> Consigne 1: Traduisez en anglais la phrase suivante du texte sur les mères et leurs filles : « Plus tard, elle doit s’éloigner de sa mère pour devenir femme. »
> Consigne 2: D’après le texte sur les mères et leurs filles, combien de filles adultes Lidia Zeller a-t-elle ?
> Consigne 3: Recopiez fidèlement le passage du texte sur les mères et leurs filles qui va de « Plus jeune, la » jusqu’à « et mère de trois filles adultes. ».

+++ Texte cité +++

Plus jeune, la fille s’identifie à sa mère, «une étape essentielle dans la construction psychique de l’enfant», souligne Lidia Zeller. Plus tard, elle doit s’éloigner de sa mère pour devenir femme. Une prise de distance qui n’est guère évidente à gérer pour une maman. «Il y a des choses qu’elles n’ont pas partagées avec moi, j’aurais aimé, je suis comme ça», confie Esther, cinquante ans, mère de trois filles adultes.
La mère sent que la fille lui échappe. «Elle sait qu’elle doit la laisser faire ses propres expériences», explique Lidia Zeller, elle-même maman de deux filles adultes. «Elle aura toujours envie de la protéger et va se faire du souci». Un sentiment confirmé par plusieurs mamans : «Il faut passer par-dessus et qu’elles sachent qu’on est là quoi qu’il se passe», confie Elizabeth cinquante-trois ans et mère de trois filles adultes.

+++ Enregistrements extraits +++

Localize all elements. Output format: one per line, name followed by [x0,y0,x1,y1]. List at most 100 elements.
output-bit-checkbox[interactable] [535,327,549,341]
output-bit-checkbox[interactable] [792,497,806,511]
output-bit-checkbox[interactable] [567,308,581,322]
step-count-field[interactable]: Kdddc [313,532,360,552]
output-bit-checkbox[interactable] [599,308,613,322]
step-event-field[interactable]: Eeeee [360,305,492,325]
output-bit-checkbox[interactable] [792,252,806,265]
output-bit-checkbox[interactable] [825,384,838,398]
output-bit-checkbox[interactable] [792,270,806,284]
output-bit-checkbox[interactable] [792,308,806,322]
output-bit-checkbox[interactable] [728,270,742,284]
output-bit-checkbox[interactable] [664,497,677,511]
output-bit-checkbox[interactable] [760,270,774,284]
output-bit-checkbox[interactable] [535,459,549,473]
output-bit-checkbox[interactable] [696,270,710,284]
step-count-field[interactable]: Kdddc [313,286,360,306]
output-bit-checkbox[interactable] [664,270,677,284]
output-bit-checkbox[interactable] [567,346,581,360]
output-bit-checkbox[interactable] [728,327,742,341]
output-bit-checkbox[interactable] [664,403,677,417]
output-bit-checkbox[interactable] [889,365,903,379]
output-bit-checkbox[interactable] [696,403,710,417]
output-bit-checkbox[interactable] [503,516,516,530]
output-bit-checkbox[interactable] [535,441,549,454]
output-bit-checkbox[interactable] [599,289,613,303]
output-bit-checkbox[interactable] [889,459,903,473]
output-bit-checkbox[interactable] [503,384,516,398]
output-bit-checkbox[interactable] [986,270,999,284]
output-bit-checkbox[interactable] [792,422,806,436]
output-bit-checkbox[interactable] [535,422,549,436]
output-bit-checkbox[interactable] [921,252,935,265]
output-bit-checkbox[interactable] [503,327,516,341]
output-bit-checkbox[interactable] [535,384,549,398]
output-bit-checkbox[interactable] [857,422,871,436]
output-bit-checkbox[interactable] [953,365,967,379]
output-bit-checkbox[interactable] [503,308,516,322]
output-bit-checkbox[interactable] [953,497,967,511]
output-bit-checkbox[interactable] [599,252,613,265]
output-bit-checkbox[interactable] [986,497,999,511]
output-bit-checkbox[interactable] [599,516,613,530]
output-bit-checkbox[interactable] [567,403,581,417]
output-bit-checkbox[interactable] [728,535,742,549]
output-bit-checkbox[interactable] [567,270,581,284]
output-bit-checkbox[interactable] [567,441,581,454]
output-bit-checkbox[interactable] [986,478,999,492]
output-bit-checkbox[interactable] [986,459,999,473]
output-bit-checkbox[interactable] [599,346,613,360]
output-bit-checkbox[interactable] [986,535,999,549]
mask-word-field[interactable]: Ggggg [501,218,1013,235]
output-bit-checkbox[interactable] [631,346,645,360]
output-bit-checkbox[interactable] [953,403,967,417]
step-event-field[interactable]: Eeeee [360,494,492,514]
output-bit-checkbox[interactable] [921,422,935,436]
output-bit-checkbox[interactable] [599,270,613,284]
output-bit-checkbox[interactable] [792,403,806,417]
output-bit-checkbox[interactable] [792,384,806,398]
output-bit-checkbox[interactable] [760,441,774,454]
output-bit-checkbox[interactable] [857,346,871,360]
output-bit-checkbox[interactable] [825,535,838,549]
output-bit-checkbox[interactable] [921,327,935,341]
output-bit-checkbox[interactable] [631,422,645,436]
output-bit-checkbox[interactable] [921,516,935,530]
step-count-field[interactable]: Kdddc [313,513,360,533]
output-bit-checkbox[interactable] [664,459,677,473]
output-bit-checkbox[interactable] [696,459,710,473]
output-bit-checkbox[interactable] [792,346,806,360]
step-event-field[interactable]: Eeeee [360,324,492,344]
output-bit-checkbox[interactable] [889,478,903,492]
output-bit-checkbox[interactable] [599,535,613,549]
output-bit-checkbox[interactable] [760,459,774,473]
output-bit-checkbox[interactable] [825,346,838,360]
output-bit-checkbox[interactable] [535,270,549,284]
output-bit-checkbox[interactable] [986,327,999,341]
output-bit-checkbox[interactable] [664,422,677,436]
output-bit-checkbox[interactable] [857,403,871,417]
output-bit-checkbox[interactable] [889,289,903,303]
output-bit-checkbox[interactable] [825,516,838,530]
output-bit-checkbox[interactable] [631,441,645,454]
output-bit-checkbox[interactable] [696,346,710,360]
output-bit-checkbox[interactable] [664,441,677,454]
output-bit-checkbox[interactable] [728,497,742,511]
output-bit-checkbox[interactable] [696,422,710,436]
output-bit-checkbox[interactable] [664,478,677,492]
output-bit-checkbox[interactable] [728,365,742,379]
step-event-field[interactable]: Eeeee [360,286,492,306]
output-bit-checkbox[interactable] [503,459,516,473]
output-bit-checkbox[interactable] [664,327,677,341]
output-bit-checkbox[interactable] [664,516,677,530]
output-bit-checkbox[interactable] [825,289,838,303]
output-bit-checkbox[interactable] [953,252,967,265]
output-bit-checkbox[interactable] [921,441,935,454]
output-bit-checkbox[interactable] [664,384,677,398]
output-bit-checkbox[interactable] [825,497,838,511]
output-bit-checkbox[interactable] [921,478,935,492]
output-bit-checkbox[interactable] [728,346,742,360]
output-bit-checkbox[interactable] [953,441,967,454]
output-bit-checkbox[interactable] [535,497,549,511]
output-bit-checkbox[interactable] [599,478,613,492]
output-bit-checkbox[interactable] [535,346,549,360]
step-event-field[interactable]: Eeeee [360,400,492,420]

+++

> Réponse 1: Later, she must distance herself from her mother in order to become a woman.

> Réponse 2: Elle a deux filles adultes.

> Réponse 3:
Plus jeune, la fille s’identifie à sa mère, «une étape essentielle dans la construction psychique de l’enfant», souligne Lidia Zeller. Plus tard, elle doit s’éloigner de sa mère pour devenir femme. Une prise de distance qui n’est guère évidente à gérer pour une maman. «Il y a des choses qu’elles n’ont pas partagées avec moi, j’aurais aimé, je suis comme ça», confie Esther, cinquante ans, mère de trois filles adultes.
La mère sent que la fille lui échappe. «Elle sait qu’elle doit la laisser faire ses propres expériences», explique Lidia Zeller, elle-même maman de deux filles adultes. «Elle aura toujours envie de la protéger et va se faire du souci». Un sentiment confirmé par plusieurs mamans : «Il faut passer par-dessus et qu’elles sachent qu’on est là quoi qu’il se passe», confie Elizabeth cinquante-trois ans et mère de trois filles adultes.